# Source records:

================

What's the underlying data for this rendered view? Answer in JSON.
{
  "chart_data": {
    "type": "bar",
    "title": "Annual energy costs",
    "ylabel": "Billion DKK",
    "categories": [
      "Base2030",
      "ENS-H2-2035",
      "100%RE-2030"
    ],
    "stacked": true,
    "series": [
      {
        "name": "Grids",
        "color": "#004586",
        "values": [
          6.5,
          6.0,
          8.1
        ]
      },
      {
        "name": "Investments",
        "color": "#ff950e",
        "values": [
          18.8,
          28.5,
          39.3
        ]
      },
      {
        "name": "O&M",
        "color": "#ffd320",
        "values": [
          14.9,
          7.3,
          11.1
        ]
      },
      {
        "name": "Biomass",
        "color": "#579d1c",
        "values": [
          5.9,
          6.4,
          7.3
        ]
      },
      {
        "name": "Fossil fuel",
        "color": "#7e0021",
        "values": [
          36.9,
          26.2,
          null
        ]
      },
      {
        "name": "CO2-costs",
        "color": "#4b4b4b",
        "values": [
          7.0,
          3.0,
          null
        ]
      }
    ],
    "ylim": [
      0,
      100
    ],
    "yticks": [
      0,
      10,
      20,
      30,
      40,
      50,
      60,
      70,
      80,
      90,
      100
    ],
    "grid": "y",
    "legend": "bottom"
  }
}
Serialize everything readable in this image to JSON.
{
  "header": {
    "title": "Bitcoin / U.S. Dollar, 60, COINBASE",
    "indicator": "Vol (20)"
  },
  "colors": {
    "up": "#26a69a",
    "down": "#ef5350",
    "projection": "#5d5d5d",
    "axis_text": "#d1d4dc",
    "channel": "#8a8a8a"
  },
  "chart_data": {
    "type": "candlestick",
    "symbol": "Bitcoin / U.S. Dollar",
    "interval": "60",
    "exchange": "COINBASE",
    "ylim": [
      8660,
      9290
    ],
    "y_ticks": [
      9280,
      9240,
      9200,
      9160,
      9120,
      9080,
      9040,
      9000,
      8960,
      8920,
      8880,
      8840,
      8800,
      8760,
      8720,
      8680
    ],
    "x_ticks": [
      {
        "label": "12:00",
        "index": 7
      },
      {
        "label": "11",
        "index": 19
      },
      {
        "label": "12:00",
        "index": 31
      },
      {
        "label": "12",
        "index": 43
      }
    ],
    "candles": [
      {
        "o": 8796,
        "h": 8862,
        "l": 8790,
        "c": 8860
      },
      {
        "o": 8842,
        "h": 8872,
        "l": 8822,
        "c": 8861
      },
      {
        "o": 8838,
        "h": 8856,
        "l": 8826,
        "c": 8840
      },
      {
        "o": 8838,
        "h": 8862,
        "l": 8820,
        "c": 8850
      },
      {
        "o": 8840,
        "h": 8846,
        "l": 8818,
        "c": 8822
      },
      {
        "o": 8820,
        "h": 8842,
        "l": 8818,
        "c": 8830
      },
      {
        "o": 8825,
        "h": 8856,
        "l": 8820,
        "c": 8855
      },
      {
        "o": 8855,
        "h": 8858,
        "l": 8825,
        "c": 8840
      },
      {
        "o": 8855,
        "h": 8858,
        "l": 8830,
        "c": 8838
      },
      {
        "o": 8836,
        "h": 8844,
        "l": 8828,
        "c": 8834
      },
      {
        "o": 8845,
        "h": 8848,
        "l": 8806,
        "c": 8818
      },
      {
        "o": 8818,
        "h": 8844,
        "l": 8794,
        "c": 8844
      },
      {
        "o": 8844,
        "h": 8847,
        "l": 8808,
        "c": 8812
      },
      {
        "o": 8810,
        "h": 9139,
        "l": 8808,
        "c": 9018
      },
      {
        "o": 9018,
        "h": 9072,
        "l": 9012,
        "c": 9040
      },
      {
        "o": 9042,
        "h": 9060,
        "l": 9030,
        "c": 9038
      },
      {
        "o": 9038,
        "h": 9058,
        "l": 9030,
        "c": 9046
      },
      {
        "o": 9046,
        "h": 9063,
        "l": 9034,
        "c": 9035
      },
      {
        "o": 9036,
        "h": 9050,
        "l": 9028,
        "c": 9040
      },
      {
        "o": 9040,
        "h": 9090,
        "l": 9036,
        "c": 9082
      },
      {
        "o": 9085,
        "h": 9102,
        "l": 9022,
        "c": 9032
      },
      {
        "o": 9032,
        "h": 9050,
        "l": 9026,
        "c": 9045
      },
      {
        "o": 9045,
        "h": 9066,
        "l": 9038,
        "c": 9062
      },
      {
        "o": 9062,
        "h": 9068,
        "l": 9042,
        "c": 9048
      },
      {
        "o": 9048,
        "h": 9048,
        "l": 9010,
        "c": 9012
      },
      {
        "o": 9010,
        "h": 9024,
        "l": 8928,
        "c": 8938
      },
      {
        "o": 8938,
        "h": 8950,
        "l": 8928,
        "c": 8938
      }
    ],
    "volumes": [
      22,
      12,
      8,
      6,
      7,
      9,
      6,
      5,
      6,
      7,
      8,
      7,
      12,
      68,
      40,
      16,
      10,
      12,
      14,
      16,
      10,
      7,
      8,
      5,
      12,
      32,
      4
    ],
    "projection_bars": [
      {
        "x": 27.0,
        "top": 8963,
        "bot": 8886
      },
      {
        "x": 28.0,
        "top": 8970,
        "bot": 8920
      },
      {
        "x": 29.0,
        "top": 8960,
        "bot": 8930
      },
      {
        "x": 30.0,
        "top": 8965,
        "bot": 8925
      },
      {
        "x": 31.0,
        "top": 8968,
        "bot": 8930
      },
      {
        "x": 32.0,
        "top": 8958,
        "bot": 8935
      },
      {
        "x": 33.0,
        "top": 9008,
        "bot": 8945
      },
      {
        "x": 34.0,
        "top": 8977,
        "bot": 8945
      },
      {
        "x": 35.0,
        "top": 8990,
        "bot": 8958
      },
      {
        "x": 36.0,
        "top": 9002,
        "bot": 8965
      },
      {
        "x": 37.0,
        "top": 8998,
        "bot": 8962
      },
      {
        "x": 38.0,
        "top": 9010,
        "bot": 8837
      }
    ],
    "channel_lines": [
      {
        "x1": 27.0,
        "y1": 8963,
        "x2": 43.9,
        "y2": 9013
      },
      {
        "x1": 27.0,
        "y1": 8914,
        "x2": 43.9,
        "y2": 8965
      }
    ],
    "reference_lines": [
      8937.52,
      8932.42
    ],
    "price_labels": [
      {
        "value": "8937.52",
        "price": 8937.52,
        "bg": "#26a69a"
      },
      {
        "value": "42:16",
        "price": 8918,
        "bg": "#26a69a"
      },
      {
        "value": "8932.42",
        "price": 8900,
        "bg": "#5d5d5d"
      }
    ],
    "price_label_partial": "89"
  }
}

================

# Task:
Extract the entries above verbatim.

# Expected answer:
What's the underlying data for this rendered view? Answer in JSON.
{
  "chart_data": {
    "type": "bar",
    "title": "Annual energy costs",
    "ylabel": "Billion DKK",
    "categories": [
      "Base2030",
      "ENS-H2-2035",
      "100%RE-2030"
    ],
    "stacked": true,
    "series": [
      {
        "name": "Grids",
        "color": "#004586",
        "values": [
          6.5,
          6.0,
          8.1
        ]
      },
      {
        "name": "Investments",
        "color": "#ff950e",
        "values": [
          18.8,
          28.5,
          39.3
        ]
      },
      {
        "name": "O&M",
        "color": "#ffd320",
        "values": [
          14.9,
          7.3,
          11.1
        ]
      },
      {
        "name": "Biomass",
        "color": "#579d1c",
        "values": [
          5.9,
          6.4,
          7.3
        ]
      },
      {
        "name": "Fossil fuel",
        "color": "#7e0021",
        "values": [
          36.9,
          26.2,
          null
        ]
      },
      {
        "name": "CO2-costs",
        "color": "#4b4b4b",
        "values": [
          7.0,
          3.0,
          null
        ]
      }
    ],
    "ylim": [
      0,
      100
    ],
    "yticks": [
      0,
      10,
      20,
      30,
      40,
      50,
      60,
      70,
      80,
      90,
      100
    ],
    "grid": "y",
    "legend": "bottom"
  }
}
Serialize everything readable in this image to JSON.
{
  "header": {
    "title": "Bitcoin / U.S. Dollar, 60, COINBASE",
    "indicator": "Vol (20)"
  },
  "colors": {
    "up": "#26a69a",
    "down": "#ef5350",
    "projection": "#5d5d5d",
    "axis_text": "#d1d4dc",
    "channel": "#8a8a8a"
  },
  "chart_data": {
    "type": "candlestick",
    "symbol": "Bitcoin / U.S. Dollar",
    "interval": "60",
    "exchange": "COINBASE",
    "ylim": [
      8660,
      9290
    ],
    "y_ticks": [
      9280,
      9240,
      9200,
      9160,
      9120,
      9080,
      9040,
      9000,
      8960,
      8920,
      8880,
      8840,
      8800,
      8760,
      8720,
      8680
    ],
    "x_ticks": [
      {
        "label": "12:00",
        "index": 7
      },
      {
        "label": "11",
        "index": 19
      },
      {
        "label": "12:00",
        "index": 31
      },
      {
        "label": "12",
        "index": 43
      }
    ],
    "candles": [
      {
        "o": 8796,
        "h": 8862,
        "l": 8790,
        "c": 8860
      },
      {
        "o": 8842,
        "h": 8872,
        "l": 8822,
        "c": 8861
      },
      {
        "o": 8838,
        "h": 8856,
        "l": 8826,
        "c": 8840
      },
      {
        "o": 8838,
        "h": 8862,
        "l": 8820,
        "c": 8850
      },
      {
        "o": 8840,
        "h": 8846,
        "l": 8818,
        "c": 8822
      },
      {
        "o": 8820,
        "h": 8842,
        "l": 8818,
        "c": 8830
      },
      {
        "o": 8825,
        "h": 8856,
        "l": 8820,
        "c": 8855
      },
      {
        "o": 8855,
        "h": 8858,
        "l": 8825,
        "c": 8840
      },
      {
        "o": 8855,
        "h": 8858,
        "l": 8830,
        "c": 8838
      },
      {
        "o": 8836,
        "h": 8844,
        "l": 8828,
        "c": 8834
      },
      {
        "o": 8845,
        "h": 8848,
        "l": 8806,
        "c": 8818
      },
      {
        "o": 8818,
        "h": 8844,
        "l": 8794,
        "c": 8844
      },
      {
        "o": 8844,
        "h": 8847,
        "l": 8808,
        "c": 8812
      },
      {
        "o": 8810,
        "h": 9139,
        "l": 8808,
        "c": 9018
      },
      {
        "o": 9018,
        "h": 9072,
        "l": 9012,
        "c": 9040
      },
      {
        "o": 9042,
        "h": 9060,
        "l": 9030,
        "c": 9038
      },
      {
        "o": 9038,
        "h": 9058,
        "l": 9030,
        "c": 9046
      },
      {
        "o": 9046,
        "h": 9063,
        "l": 9034,
        "c": 9035
      },
      {
        "o": 9036,
        "h": 9050,
        "l": 9028,
        "c": 9040
      },
      {
        "o": 9040,
        "h": 9090,
        "l": 9036,
        "c": 9082
      },
      {
        "o": 9085,
        "h": 9102,
        "l": 9022,
        "c": 9032
      },
      {
        "o": 9032,
        "h": 9050,
        "l": 9026,
        "c": 9045
      },
      {
        "o": 9045,
        "h": 9066,
        "l": 9038,
        "c": 9062
      },
      {
        "o": 9062,
        "h": 9068,
        "l": 9042,
        "c": 9048
      },
      {
        "o": 9048,
        "h": 9048,
        "l": 9010,
        "c": 9012
      },
      {
        "o": 9010,
        "h": 9024,
        "l": 8928,
        "c": 8938
      },
      {
        "o": 8938,
        "h": 8950,
        "l": 8928,
        "c": 8938
      }
    ],
    "volumes": [
      22,
      12,
      8,
      6,
      7,
      9,
      6,
      5,
      6,
      7,
      8,
      7,
      12,
      68,
      40,
      16,
      10,
      12,
      14,
      16,
      10,
      7,
      8,
      5,
      12,
      32,
      4
    ],
    "projection_bars": [
      {
        "x": 27.0,
        "top": 8963,
        "bot": 8886
      },
      {
        "x": 28.0,
        "top": 8970,
        "bot": 8920
      },
      {
        "x": 29.0,
        "top": 8960,
        "bot": 8930
      },
      {
        "x": 30.0,
        "top": 8965,
        "bot": 8925
      },
      {
        "x": 31.0,
        "top": 8968,
        "bot": 8930
      },
      {
        "x": 32.0,
        "top": 8958,
        "bot": 8935
      },
      {
        "x": 33.0,
        "top": 9008,
        "bot": 8945
      },
      {
        "x": 34.0,
        "top": 8977,
        "bot": 8945
      },
      {
        "x": 35.0,
        "top": 8990,
        "bot": 8958
      },
      {
        "x": 36.0,
        "top": 9002,
        "bot": 8965
      },
      {
        "x": 37.0,
        "top": 8998,
        "bot": 8962
      },
      {
        "x": 38.0,
        "top": 9010,
        "bot": 8837
      }
    ],
    "channel_lines": [
      {
        "x1": 27.0,
        "y1": 8963,
        "x2": 43.9,
        "y2": 9013
      },
      {
        "x1": 27.0,
        "y1": 8914,
        "x2": 43.9,
        "y2": 8965
      }
    ],
    "reference_lines": [
      8937.52,
      8932.42
    ],
    "price_labels": [
      {
        "value": "8937.52",
        "price": 8937.52,
        "bg": "#26a69a"
      },
      {
        "value": "42:16",
        "price": 8918,
        "bg": "#26a69a"
      },
      {
        "value": "8932.42",
        "price": 8900,
        "bg": "#5d5d5d"
      }
    ],
    "price_label_partial": "89"
  }
}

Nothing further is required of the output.